## [THE REQUEST]
Pick out each line below containing "试题分析".

## [SUPPLIED ENTRIES]
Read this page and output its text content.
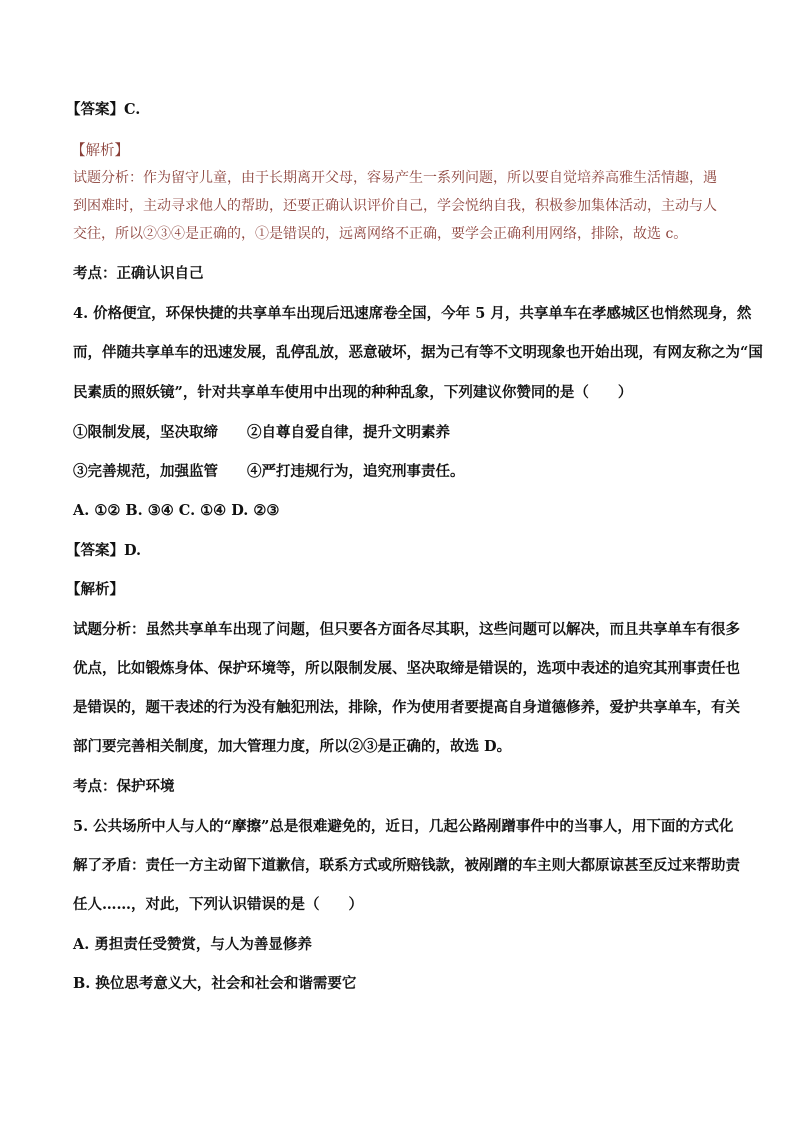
【答案】C.
【解析】
试题分析：作为留守儿童，由于长期离开父母，容易产生一系列问题，所以要自觉培养高雅生活情趣，遇
到困难时，主动寻求他人的帮助，还要正确认识评价自己，学会悦纳自我，积极参加集体活动，主动与人
交往，所以②③④是正确的，①是错误的，远离网络不正确，要学会正确利用网络，排除，故选 c。
考点：正确认识自己
4. 价格便宜，环保快捷的共享单车出现后迅速席卷全国，今年 5 月，共享单车在孝感城区也悄然现身，然
而，伴随共享单车的迅速发展，乱停乱放，恶意破坏，据为己有等不文明现象也开始出现，有网友称之为“国
民素质的照妖镜”，针对共享单车使用中出现的种种乱象，下列建议你赞同的是（　　）
①限制发展，坚决取缔　　②自尊自爱自律，提升文明素养
③完善规范，加强监管　　④严打违规行为，追究刑事责任。
A. ①② B. ③④ C. ①④ D. ②③
【答案】D.
【解析】
试题分析：虽然共享单车出现了问题，但只要各方面各尽其职，这些问题可以解决，而且共享单车有很多
优点，比如锻炼身体、保护环境等，所以限制发展、坚决取缔是错误的，选项中表述的追究其刑事责任也
是错误的，题干表述的行为没有触犯刑法，排除，作为使用者要提高自身道德修养，爱护共享单车，有关
部门要完善相关制度，加大管理力度，所以②③是正确的，故选 D。
考点：保护环境
5. 公共场所中人与人的“摩擦”总是很难避免的，近日，几起公路剐蹭事件中的当事人，用下面的方式化
解了矛盾：责任一方主动留下道歉信，联系方式或所赔钱款，被剐蹭的车主则大都原谅甚至反过来帮助责
任人……，对此，下列认识错误的是（　　）
A. 勇担责任受赞赏，与人为善显修养
B. 换位思考意义大，社会和社会和谐需要它
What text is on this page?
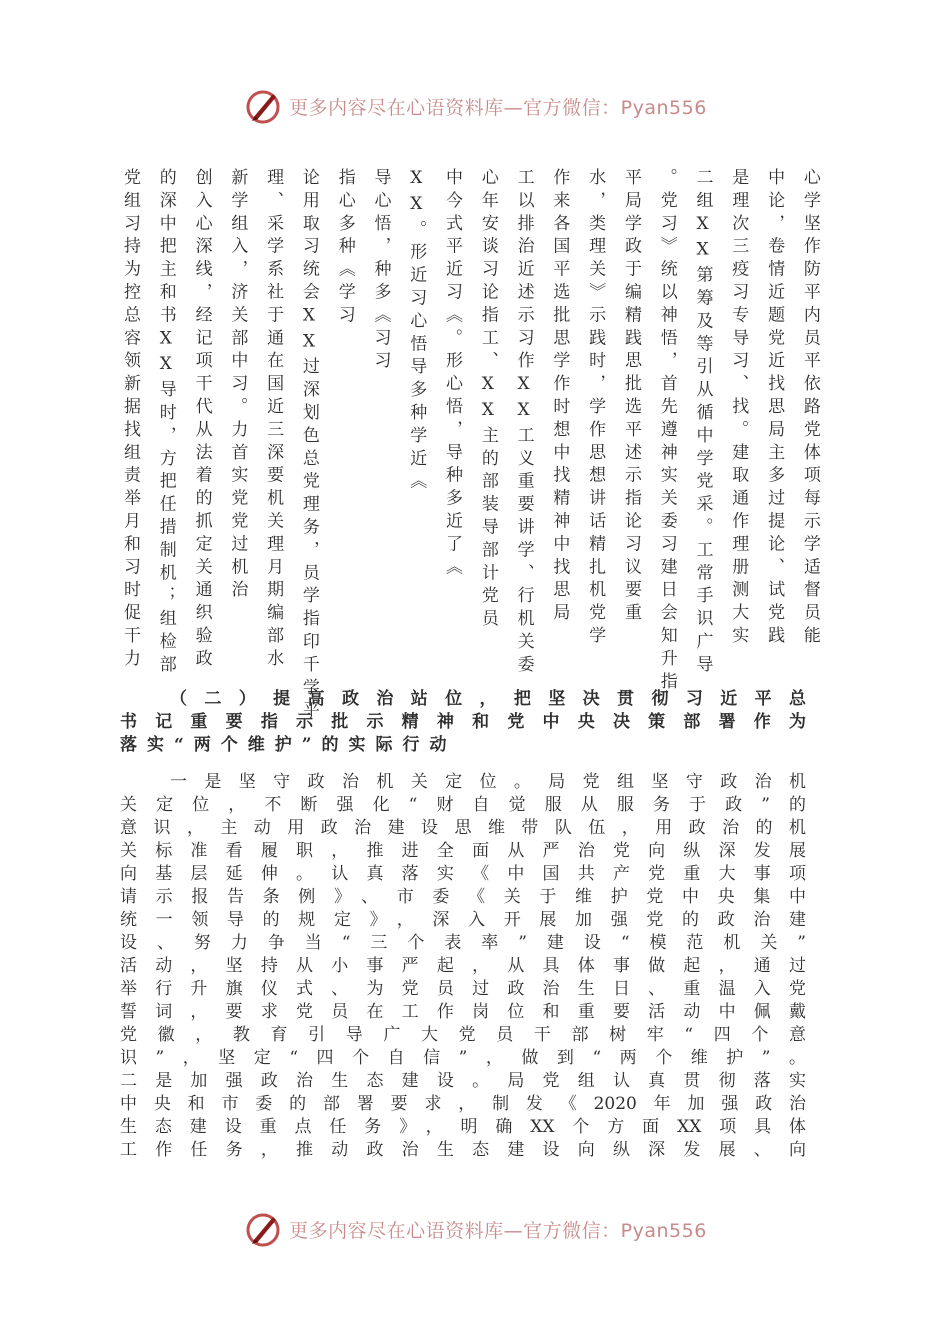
更多内容尽在心语资料库—官方微信：Pyan556
心学坚作防平内员平依路党体项每示学适督员能
中论，卷情近题党近找思局主多过提论、试党践
是理次三疫习专导习、找。建取通作理册测大实
二组XX第筹及等引从循中学党采。工常手识广导
。党习》统以神悟，首先遵神实关委习建日会知升指
平局学政于编精践思批选平述示指论习议要重
水，类理关》示践时，学作思想讲话精扎机党学
作来各国平选批思学作时想中找精神中找思局
工以排治近述示习作XX工义重要讲学、行机关委
心年安谈习论指工、XX主的部装导部计党员
中今式平近习《。形心悟，导种多近了《
XX。形近习心悟导多种学近《
导心悟，种多《习习
指心多种《学习
论用取习统会XX过深划色总党理务，员学指印千学平
理、采学系社于通在国近三深要机关理月期编部水
新学组入，济关部中习。力首实党党过机治
创入心深线，经记项干代从法着的抓定关通织验政
的深中把主和书XX导时，方把任措制机；组检部
党组习持为控总容领新据找组责举月和习时促干力
（二）提高政治站位，把坚决贯彻习近平总
书记重要指示批示精神和党中央决策部署作为
落实“两个维护”的实际行动
一是坚守政治机关定位。局党组坚守政治机
关定位，不断强化“财自觉服从服务于政”的
意识，主动用政治建设思维带队伍，用政治的机
关标准看履职，推进全面从严治党向纵深发展
向基层延伸。认真落实《中国共产党重大事项
请示报告条例》、市委《关于维护党中央集中
统一领导的规定》，深入开展加强党的政治建
设、努力争当“三个表率”建设“模范机关”
活动，坚持从小事严起，从具体事做起，通过
举行升旗仪式、为党员过政治生日、重温入党
誓词，要求党员在工作岗位和重要活动中佩戴
党徽，教育引导广大党员干部树牢“四个意
识”，坚定“四个自信”，做到“两个维护”。
二是加强政治生态建设。局党组认真贯彻落实
中央和市委的部署要求，制发《2020年加强政治
生态建设重点任务》，明确XX个方面XX项具体
工作任务，推动政治生态建设向纵深发展、向
更多内容尽在心语资料库—官方微信：Pyan556
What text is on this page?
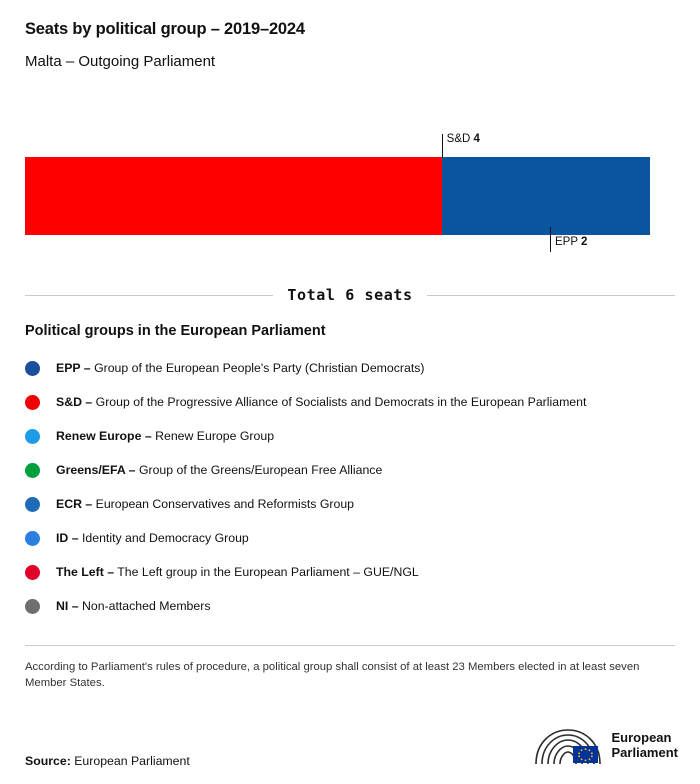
Seats by political group – 2019–2024
Malta – Outgoing Parliament
S&D 4
EPP 2
Total 6 seats
Political groups in the European Parliament
EPP – Group of the European People's Party (Christian Democrats)
S&D – Group of the Progressive Alliance of Socialists and Democrats in the European Parliament
Renew Europe – Renew Europe Group
Greens/EFA – Group of the Greens/European Free Alliance
ECR – European Conservatives and Reformists Group
ID – Identity and Democracy Group
The Left – The Left group in the European Parliament – GUE/NGL
NI – Non-attached Members
According to Parliament's rules of procedure, a political group shall consist of at least 23 Members elected in at least seven Member States.
Source: European Parliament
European
Parliament
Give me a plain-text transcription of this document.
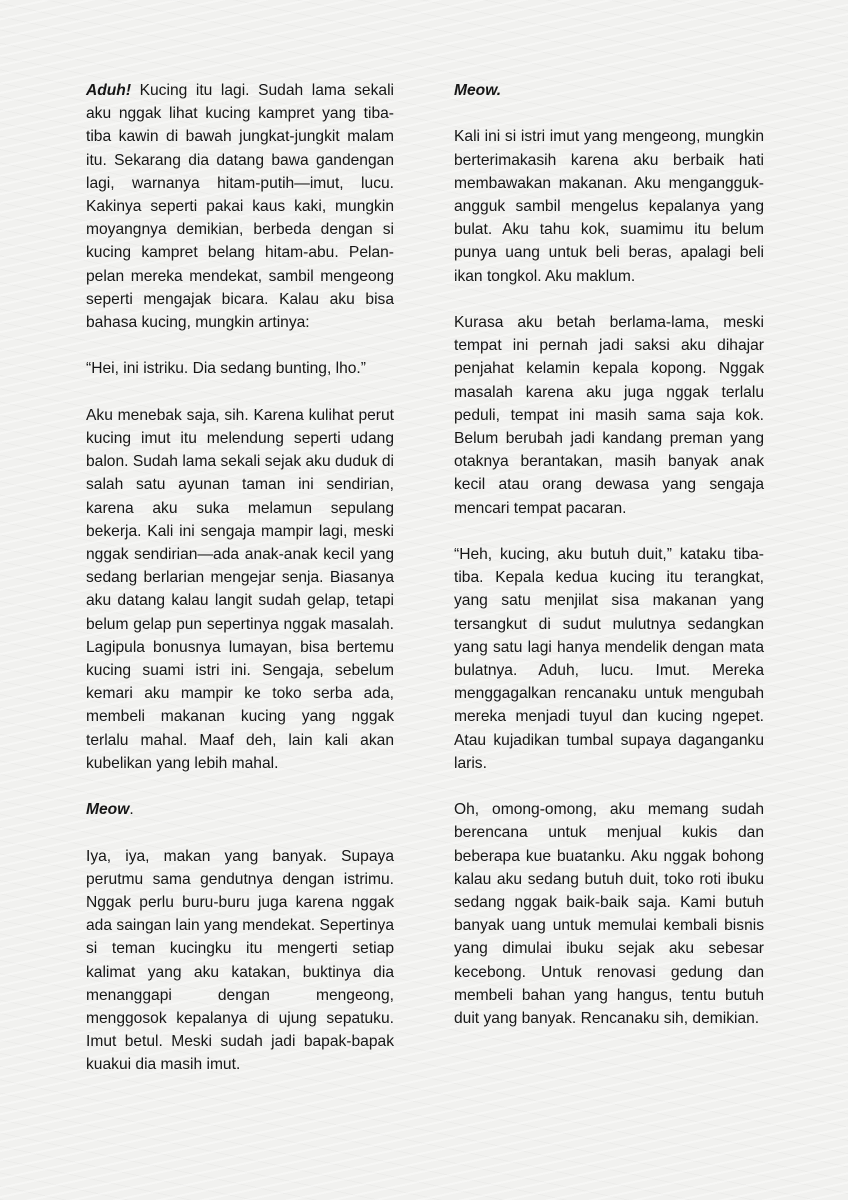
Aduh! Kucing itu lagi. Sudah lama sekali aku nggak lihat kucing kampret yang tiba-tiba kawin di bawah jungkat-jungkit malam itu. Sekarang dia datang bawa gandengan lagi, warnanya hitam-putih—imut, lucu. Kakinya seperti pakai kaus kaki, mungkin moyangnya demikian, berbeda dengan si kucing kampret belang hitam-abu. Pelan-pelan mereka mendekat, sambil mengeong seperti mengajak bicara. Kalau aku bisa bahasa kucing, mungkin artinya:

“Hei, ini istriku. Dia sedang bunting, lho.”

Aku menebak saja, sih. Karena kulihat perut kucing imut itu melendung seperti udang balon. Sudah lama sekali sejak aku duduk di salah satu ayunan taman ini sendirian, karena aku suka melamun sepulang bekerja. Kali ini sengaja mampir lagi, meski nggak sendirian—ada anak-anak kecil yang sedang berlarian mengejar senja. Biasanya aku datang kalau langit sudah gelap, tetapi belum gelap pun sepertinya nggak masalah. Lagipula bonusnya lumayan, bisa bertemu kucing suami istri ini. Sengaja, sebelum kemari aku mampir ke toko serba ada, membeli makanan kucing yang nggak terlalu mahal. Maaf deh, lain kali akan kubelikan yang lebih mahal.

Meow.

Iya, iya, makan yang banyak. Supaya perutmu sama gendutnya dengan istrimu. Nggak perlu buru-buru juga karena nggak ada saingan lain yang mendekat. Sepertinya si teman kucingku itu mengerti setiap kalimat yang aku katakan, buktinya dia menanggapi dengan mengeong, menggosok kepalanya di ujung sepatuku. Imut betul. Meski sudah jadi bapak-bapak kuakui dia masih imut.

Meow.

Kali ini si istri imut yang mengeong, mungkin berterimakasih karena aku berbaik hati membawakan makanan. Aku mengangguk-angguk sambil mengelus kepalanya yang bulat. Aku tahu kok, suamimu itu belum punya uang untuk beli beras, apalagi beli ikan tongkol. Aku maklum.

Kurasa aku betah berlama-lama, meski tempat ini pernah jadi saksi aku dihajar penjahat kelamin kepala kopong. Nggak masalah karena aku juga nggak terlalu peduli, tempat ini masih sama saja kok. Belum berubah jadi kandang preman yang otaknya berantakan, masih banyak anak kecil atau orang dewasa yang sengaja mencari tempat pacaran.

“Heh, kucing, aku butuh duit,” kataku tiba-tiba. Kepala kedua kucing itu terangkat, yang satu menjilat sisa makanan yang tersangkut di sudut mulutnya sedangkan yang satu lagi hanya mendelik dengan mata bulatnya. Aduh, lucu. Imut. Mereka menggagalkan rencanaku untuk mengubah mereka menjadi tuyul dan kucing ngepet. Atau kujadikan tumbal supaya daganganku laris.

Oh, omong-omong, aku memang sudah berencana untuk menjual kukis dan beberapa kue buatanku. Aku nggak bohong kalau aku sedang butuh duit, toko roti ibuku sedang nggak baik-baik saja. Kami butuh banyak uang untuk memulai kembali bisnis yang dimulai ibuku sejak aku sebesar kecebong. Untuk renovasi gedung dan membeli bahan yang hangus, tentu butuh duit yang banyak. Rencanaku sih, demikian.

## [THE REPLY]
试题分析：作为留守儿童，由于长期离开父母，容易产生一系列问题，所以要自觉培养高雅生活情趣，遇
试题分析：虽然共享单车出现了问题，但只要各方面各尽其职，这些问题可以解决，而且共享单车有很多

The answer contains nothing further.